* start *
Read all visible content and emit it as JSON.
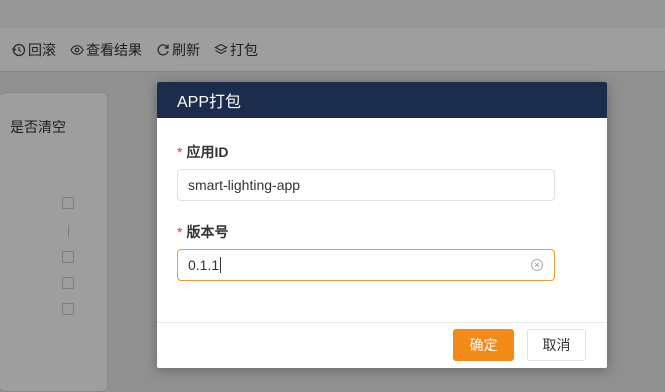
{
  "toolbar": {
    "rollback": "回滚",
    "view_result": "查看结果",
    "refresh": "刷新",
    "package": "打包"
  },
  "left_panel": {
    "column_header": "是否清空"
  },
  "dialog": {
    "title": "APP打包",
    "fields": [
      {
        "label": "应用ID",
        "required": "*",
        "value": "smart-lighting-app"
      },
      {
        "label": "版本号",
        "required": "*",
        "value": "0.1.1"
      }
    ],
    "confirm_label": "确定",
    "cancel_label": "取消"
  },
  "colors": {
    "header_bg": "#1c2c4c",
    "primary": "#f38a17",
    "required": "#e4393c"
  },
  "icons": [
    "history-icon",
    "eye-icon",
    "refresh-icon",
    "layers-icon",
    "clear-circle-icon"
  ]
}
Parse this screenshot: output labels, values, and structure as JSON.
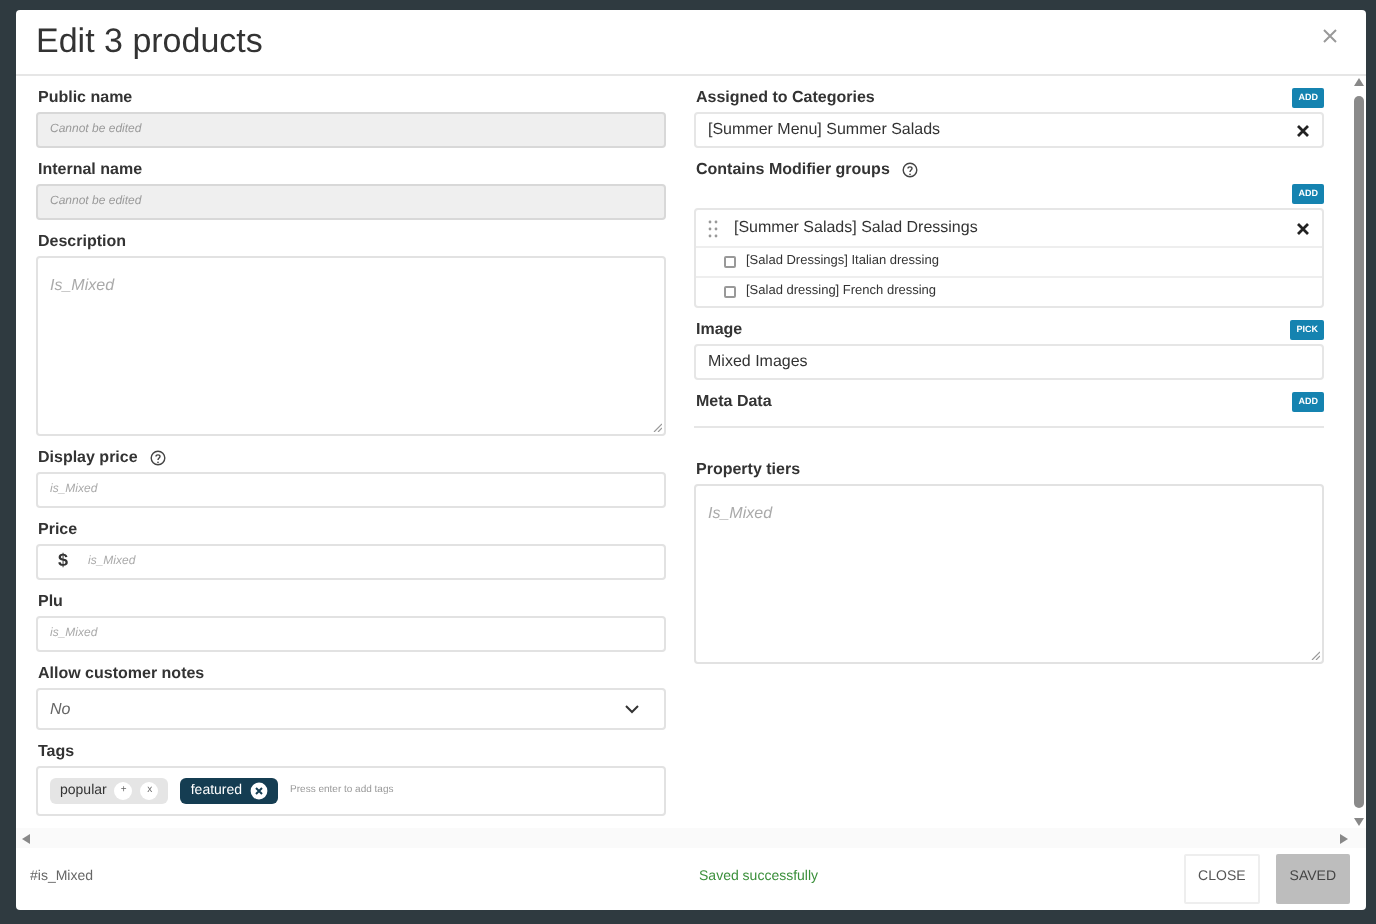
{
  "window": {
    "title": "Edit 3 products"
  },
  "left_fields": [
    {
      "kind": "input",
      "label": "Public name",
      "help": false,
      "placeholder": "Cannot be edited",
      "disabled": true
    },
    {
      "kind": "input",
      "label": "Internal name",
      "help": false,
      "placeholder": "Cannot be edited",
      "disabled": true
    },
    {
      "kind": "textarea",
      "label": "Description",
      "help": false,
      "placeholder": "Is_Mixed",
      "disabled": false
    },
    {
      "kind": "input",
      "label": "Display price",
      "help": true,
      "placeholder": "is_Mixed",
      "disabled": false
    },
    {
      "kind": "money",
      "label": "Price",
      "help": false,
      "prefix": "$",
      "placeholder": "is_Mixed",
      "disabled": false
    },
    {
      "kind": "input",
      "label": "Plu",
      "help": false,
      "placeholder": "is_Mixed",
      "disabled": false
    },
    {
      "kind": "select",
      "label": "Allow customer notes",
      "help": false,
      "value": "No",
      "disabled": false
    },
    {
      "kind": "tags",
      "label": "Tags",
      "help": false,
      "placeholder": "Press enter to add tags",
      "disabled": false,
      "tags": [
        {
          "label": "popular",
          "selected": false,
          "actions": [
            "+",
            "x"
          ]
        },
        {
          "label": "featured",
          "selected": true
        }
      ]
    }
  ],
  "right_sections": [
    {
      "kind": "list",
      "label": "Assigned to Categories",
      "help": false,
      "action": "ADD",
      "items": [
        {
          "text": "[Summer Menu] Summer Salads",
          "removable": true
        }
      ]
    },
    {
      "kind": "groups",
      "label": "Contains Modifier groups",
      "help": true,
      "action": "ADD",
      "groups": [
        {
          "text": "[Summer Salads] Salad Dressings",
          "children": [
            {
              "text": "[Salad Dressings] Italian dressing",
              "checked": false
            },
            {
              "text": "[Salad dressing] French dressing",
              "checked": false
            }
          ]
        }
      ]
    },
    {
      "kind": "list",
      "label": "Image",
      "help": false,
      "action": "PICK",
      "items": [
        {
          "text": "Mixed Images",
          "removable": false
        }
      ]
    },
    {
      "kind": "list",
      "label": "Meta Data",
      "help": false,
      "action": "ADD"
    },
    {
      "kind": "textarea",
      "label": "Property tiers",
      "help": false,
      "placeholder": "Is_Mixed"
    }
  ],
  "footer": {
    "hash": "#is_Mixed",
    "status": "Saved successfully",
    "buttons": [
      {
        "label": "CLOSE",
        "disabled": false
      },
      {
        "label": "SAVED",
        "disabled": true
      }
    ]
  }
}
* end *
_Aim of the task_: Write out every line of the listing that holds the word "Dressings".

_Task answer_:
          "text": "[Summer Salads] Salad Dressings",
              "text": "[Salad Dressings] Italian dressing",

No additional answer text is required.